» Work to do: Seek out every line containing the word "Level", and copy each.

### Data

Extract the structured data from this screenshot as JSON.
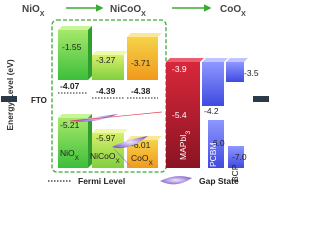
{
  "header": {
    "materials": [
      {
        "name": "NiO",
        "sub": "X"
      },
      {
        "name": "NiCoO",
        "sub": "X"
      },
      {
        "name": "CoO",
        "sub": "X"
      }
    ]
  },
  "y_axis_label": "Energy Level (eV)",
  "electrode": "FTO",
  "htl_layers": [
    {
      "top": "-1.55",
      "bottom": "-5.21",
      "fermi": "-4.07",
      "name": "NiO",
      "sub": "X"
    },
    {
      "top": "-3.27",
      "bottom": "-5.97",
      "fermi": "-4.39",
      "name": "NiCoO",
      "sub": "X"
    },
    {
      "top": "-3.71",
      "bottom": "-6.01",
      "fermi": "-4.38",
      "name": "CoO",
      "sub": "X"
    }
  ],
  "other_layers": [
    {
      "top": "-3.9",
      "bottom": "-5.4",
      "name": "MAPbI",
      "sub": "3"
    },
    {
      "top": "-4.2",
      "bottom": "-6.0",
      "name": "PCBM"
    },
    {
      "top": "-3.5",
      "bottom": "-7.0",
      "name": "BCP"
    }
  ],
  "legend": {
    "fermi": "Fermi Level",
    "gap": "Gap State"
  }
}
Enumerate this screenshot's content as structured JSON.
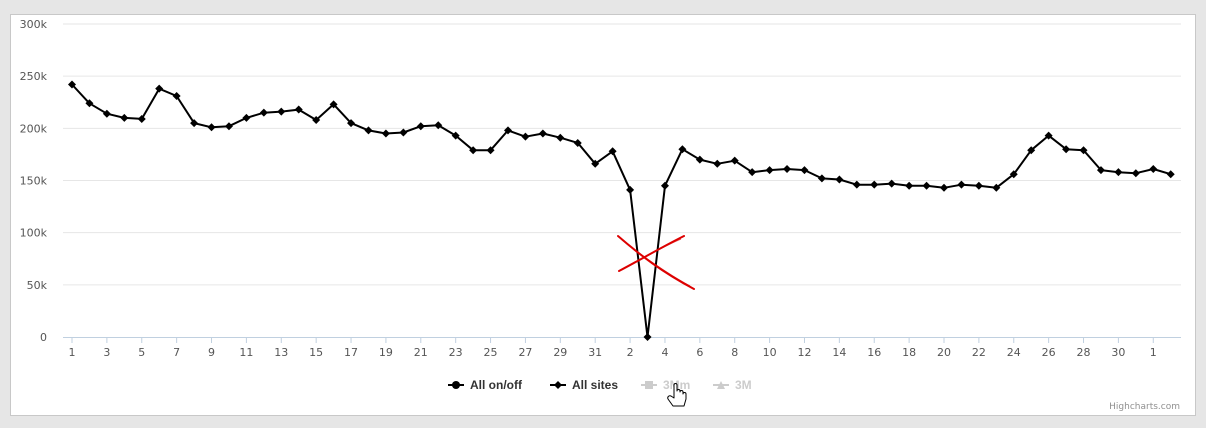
{
  "chart_data": {
    "type": "line",
    "y_ticks": [
      "0",
      "50k",
      "100k",
      "150k",
      "200k",
      "250k",
      "300k"
    ],
    "ylim": [
      0,
      300000
    ],
    "x_tick_labels": [
      "1",
      "3",
      "5",
      "7",
      "9",
      "11",
      "13",
      "15",
      "17",
      "19",
      "21",
      "23",
      "25",
      "27",
      "29",
      "31",
      "2",
      "4",
      "6",
      "8",
      "10",
      "12",
      "14",
      "16",
      "18",
      "20",
      "22",
      "24",
      "26",
      "28",
      "30",
      "1"
    ],
    "grid": true,
    "legend_position": "bottom-center",
    "series": [
      {
        "name": "All sites",
        "color": "#000000",
        "marker": "diamond",
        "values": [
          242000,
          224000,
          214000,
          210000,
          209000,
          238000,
          231000,
          205000,
          201000,
          202000,
          210000,
          215000,
          216000,
          218000,
          208000,
          223000,
          205000,
          198000,
          195000,
          196000,
          202000,
          203000,
          193000,
          179000,
          179000,
          198000,
          192000,
          195000,
          191000,
          186000,
          166000,
          178000,
          141000,
          0,
          145000,
          180000,
          170000,
          166000,
          169000,
          158000,
          160000,
          161000,
          160000,
          152000,
          151000,
          146000,
          146000,
          147000,
          145000,
          145000,
          143000,
          146000,
          145000,
          143000,
          156000,
          179000,
          193000,
          180000,
          179000,
          160000,
          158000,
          157000,
          161000,
          156000
        ]
      }
    ],
    "legend": [
      {
        "label": "All on/off",
        "marker": "circle",
        "color": "#000000",
        "active": true
      },
      {
        "label": "All sites",
        "marker": "diamond",
        "color": "#000000",
        "active": true
      },
      {
        "label": "3Mm",
        "marker": "square",
        "color": "#cccccc",
        "active": false
      },
      {
        "label": "3M",
        "marker": "triangle",
        "color": "#cccccc",
        "active": false
      }
    ],
    "credits": "Highcharts.com"
  },
  "annotation_color": "#dd0000"
}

######

» Finished task:
  "y_axis_label": "Energy Level (eV)",
    "fermi": "Fermi Level",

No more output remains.